(Data entries for graphics)
[START]

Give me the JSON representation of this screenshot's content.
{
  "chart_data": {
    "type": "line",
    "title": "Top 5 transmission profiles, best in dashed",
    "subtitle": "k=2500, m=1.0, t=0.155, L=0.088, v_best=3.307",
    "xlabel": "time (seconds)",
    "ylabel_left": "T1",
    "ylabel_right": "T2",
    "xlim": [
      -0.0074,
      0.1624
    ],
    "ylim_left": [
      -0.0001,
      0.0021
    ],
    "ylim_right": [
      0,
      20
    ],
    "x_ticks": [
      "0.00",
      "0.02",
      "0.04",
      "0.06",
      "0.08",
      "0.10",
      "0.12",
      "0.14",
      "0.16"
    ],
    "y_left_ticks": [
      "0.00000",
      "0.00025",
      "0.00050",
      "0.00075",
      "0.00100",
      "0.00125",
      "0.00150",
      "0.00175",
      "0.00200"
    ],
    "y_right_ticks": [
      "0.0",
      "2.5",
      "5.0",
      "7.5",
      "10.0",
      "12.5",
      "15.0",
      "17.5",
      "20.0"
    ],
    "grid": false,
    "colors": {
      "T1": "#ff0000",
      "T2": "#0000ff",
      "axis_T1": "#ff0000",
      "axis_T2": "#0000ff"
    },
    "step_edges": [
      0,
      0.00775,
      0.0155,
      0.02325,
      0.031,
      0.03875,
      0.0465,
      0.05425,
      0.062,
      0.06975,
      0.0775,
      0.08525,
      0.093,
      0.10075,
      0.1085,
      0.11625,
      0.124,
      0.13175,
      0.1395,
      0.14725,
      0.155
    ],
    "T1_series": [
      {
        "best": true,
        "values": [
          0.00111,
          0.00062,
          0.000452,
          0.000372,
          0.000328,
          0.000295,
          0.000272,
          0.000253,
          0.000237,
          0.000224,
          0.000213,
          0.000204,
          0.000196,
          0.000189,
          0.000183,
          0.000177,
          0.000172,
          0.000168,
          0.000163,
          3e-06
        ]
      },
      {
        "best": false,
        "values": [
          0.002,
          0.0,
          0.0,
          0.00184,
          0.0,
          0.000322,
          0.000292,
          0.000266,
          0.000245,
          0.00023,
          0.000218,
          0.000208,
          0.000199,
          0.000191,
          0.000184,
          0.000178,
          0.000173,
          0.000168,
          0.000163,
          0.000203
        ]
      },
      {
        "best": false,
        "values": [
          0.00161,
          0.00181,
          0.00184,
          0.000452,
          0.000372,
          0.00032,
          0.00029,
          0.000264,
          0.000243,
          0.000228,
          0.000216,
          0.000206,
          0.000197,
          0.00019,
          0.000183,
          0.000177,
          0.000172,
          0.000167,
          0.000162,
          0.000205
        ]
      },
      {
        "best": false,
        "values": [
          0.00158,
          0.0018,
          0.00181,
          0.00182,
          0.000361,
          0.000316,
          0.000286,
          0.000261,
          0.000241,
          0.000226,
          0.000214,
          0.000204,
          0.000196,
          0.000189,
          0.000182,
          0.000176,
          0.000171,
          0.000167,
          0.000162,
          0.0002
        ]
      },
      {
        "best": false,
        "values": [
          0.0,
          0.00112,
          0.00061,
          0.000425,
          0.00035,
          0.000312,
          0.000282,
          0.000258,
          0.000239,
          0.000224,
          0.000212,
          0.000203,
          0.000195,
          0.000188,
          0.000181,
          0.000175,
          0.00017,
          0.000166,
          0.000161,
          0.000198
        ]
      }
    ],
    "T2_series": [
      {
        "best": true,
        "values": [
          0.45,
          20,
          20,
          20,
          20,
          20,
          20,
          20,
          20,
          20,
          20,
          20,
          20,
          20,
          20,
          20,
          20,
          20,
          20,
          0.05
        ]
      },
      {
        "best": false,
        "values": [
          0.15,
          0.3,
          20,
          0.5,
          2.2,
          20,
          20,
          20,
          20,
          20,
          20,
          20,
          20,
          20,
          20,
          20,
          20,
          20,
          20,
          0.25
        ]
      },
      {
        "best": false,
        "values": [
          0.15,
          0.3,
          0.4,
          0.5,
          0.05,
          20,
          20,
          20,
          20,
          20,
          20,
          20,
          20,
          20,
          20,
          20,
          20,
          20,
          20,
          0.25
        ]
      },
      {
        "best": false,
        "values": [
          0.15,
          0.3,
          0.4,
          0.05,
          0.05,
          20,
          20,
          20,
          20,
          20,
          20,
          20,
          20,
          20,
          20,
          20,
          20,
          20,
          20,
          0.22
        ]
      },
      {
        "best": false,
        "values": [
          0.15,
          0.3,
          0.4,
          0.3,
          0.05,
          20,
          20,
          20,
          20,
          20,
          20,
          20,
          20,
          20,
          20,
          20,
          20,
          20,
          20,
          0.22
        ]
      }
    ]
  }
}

[END]

Your task: Output the data above exactly, please, line for line.

Expected answer:
Give me the JSON representation of this screenshot's content.
{
  "chart_data": {
    "type": "line",
    "title": "Top 5 transmission profiles, best in dashed",
    "subtitle": "k=2500, m=1.0, t=0.155, L=0.088, v_best=3.307",
    "xlabel": "time (seconds)",
    "ylabel_left": "T1",
    "ylabel_right": "T2",
    "xlim": [
      -0.0074,
      0.1624
    ],
    "ylim_left": [
      -0.0001,
      0.0021
    ],
    "ylim_right": [
      0,
      20
    ],
    "x_ticks": [
      "0.00",
      "0.02",
      "0.04",
      "0.06",
      "0.08",
      "0.10",
      "0.12",
      "0.14",
      "0.16"
    ],
    "y_left_ticks": [
      "0.00000",
      "0.00025",
      "0.00050",
      "0.00075",
      "0.00100",
      "0.00125",
      "0.00150",
      "0.00175",
      "0.00200"
    ],
    "y_right_ticks": [
      "0.0",
      "2.5",
      "5.0",
      "7.5",
      "10.0",
      "12.5",
      "15.0",
      "17.5",
      "20.0"
    ],
    "grid": false,
    "colors": {
      "T1": "#ff0000",
      "T2": "#0000ff",
      "axis_T1": "#ff0000",
      "axis_T2": "#0000ff"
    },
    "step_edges": [
      0,
      0.00775,
      0.0155,
      0.02325,
      0.031,
      0.03875,
      0.0465,
      0.05425,
      0.062,
      0.06975,
      0.0775,
      0.08525,
      0.093,
      0.10075,
      0.1085,
      0.11625,
      0.124,
      0.13175,
      0.1395,
      0.14725,
      0.155
    ],
    "T1_series": [
      {
        "best": true,
        "values": [
          0.00111,
          0.00062,
          0.000452,
          0.000372,
          0.000328,
          0.000295,
          0.000272,
          0.000253,
          0.000237,
          0.000224,
          0.000213,
          0.000204,
          0.000196,
          0.000189,
          0.000183,
          0.000177,
          0.000172,
          0.000168,
          0.000163,
          3e-06
        ]
      },
      {
        "best": false,
        "values": [
          0.002,
          0.0,
          0.0,
          0.00184,
          0.0,
          0.000322,
          0.000292,
          0.000266,
          0.000245,
          0.00023,
          0.000218,
          0.000208,
          0.000199,
          0.000191,
          0.000184,
          0.000178,
          0.000173,
          0.000168,
          0.000163,
          0.000203
        ]
      },
      {
        "best": false,
        "values": [
          0.00161,
          0.00181,
          0.00184,
          0.000452,
          0.000372,
          0.00032,
          0.00029,
          0.000264,
          0.000243,
          0.000228,
          0.000216,
          0.000206,
          0.000197,
          0.00019,
          0.000183,
          0.000177,
          0.000172,
          0.000167,
          0.000162,
          0.000205
        ]
      },
      {
        "best": false,
        "values": [
          0.00158,
          0.0018,
          0.00181,
          0.00182,
          0.000361,
          0.000316,
          0.000286,
          0.000261,
          0.000241,
          0.000226,
          0.000214,
          0.000204,
          0.000196,
          0.000189,
          0.000182,
          0.000176,
          0.000171,
          0.000167,
          0.000162,
          0.0002
        ]
      },
      {
        "best": false,
        "values": [
          0.0,
          0.00112,
          0.00061,
          0.000425,
          0.00035,
          0.000312,
          0.000282,
          0.000258,
          0.000239,
          0.000224,
          0.000212,
          0.000203,
          0.000195,
          0.000188,
          0.000181,
          0.000175,
          0.00017,
          0.000166,
          0.000161,
          0.000198
        ]
      }
    ],
    "T2_series": [
      {
        "best": true,
        "values": [
          0.45,
          20,
          20,
          20,
          20,
          20,
          20,
          20,
          20,
          20,
          20,
          20,
          20,
          20,
          20,
          20,
          20,
          20,
          20,
          0.05
        ]
      },
      {
        "best": false,
        "values": [
          0.15,
          0.3,
          20,
          0.5,
          2.2,
          20,
          20,
          20,
          20,
          20,
          20,
          20,
          20,
          20,
          20,
          20,
          20,
          20,
          20,
          0.25
        ]
      },
      {
        "best": false,
        "values": [
          0.15,
          0.3,
          0.4,
          0.5,
          0.05,
          20,
          20,
          20,
          20,
          20,
          20,
          20,
          20,
          20,
          20,
          20,
          20,
          20,
          20,
          0.25
        ]
      },
      {
        "best": false,
        "values": [
          0.15,
          0.3,
          0.4,
          0.05,
          0.05,
          20,
          20,
          20,
          20,
          20,
          20,
          20,
          20,
          20,
          20,
          20,
          20,
          20,
          20,
          0.22
        ]
      },
      {
        "best": false,
        "values": [
          0.15,
          0.3,
          0.4,
          0.3,
          0.05,
          20,
          20,
          20,
          20,
          20,
          20,
          20,
          20,
          20,
          20,
          20,
          20,
          20,
          20,
          0.22
        ]
      }
    ]
  }
}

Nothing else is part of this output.